#### To be done
Below are records; state how many of their lines hold the word "vaſto", and give only the figure.

#### Recorded data
────────────────────
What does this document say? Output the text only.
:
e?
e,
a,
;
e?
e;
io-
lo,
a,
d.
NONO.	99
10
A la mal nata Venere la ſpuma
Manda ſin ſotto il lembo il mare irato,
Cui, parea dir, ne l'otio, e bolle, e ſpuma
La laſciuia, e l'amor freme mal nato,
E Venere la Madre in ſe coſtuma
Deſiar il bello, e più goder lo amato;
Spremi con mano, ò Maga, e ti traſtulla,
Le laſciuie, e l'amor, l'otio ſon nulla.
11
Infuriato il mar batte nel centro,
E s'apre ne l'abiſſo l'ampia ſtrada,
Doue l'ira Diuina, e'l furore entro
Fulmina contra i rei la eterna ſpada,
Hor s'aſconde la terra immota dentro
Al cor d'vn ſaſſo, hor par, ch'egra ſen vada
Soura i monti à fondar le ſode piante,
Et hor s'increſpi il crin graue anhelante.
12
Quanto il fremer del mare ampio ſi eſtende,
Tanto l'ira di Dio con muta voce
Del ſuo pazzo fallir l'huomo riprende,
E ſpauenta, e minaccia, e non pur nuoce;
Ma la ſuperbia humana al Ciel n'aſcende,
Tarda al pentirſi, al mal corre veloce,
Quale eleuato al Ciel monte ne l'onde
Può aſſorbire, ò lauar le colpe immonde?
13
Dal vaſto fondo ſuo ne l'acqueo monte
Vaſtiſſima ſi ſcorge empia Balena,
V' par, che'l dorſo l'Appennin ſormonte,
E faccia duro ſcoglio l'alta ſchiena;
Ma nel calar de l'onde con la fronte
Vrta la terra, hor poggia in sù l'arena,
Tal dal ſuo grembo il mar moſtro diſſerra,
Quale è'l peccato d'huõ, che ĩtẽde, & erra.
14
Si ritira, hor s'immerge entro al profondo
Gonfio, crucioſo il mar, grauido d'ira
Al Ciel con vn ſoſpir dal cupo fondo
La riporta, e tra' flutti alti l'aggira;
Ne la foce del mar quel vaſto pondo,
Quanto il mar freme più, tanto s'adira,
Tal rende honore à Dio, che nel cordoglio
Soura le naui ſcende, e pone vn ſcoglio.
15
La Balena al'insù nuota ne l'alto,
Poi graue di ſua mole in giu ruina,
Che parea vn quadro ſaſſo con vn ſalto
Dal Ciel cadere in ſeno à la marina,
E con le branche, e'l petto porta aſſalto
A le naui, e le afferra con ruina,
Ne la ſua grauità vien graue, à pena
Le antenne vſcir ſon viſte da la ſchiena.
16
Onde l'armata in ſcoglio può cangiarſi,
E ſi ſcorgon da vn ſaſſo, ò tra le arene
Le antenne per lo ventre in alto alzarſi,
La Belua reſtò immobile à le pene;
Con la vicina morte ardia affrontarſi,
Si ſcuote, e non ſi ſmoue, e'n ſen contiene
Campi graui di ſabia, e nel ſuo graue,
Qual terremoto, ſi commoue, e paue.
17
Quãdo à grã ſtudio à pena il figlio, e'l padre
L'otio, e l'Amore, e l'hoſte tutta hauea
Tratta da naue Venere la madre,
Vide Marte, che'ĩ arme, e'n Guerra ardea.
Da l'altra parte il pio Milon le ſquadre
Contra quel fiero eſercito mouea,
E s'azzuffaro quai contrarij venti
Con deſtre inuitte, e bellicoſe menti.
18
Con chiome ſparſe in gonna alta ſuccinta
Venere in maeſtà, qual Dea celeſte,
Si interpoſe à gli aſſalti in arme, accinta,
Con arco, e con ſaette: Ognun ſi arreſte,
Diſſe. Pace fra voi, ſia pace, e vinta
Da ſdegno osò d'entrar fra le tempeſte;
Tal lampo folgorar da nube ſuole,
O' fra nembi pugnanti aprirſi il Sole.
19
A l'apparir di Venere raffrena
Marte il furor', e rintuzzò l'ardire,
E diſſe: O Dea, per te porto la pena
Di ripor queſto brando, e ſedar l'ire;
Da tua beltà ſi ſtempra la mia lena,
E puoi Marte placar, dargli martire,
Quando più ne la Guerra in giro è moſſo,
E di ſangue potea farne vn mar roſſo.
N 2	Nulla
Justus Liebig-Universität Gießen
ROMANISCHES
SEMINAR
────────────────────
#### Exercise response
2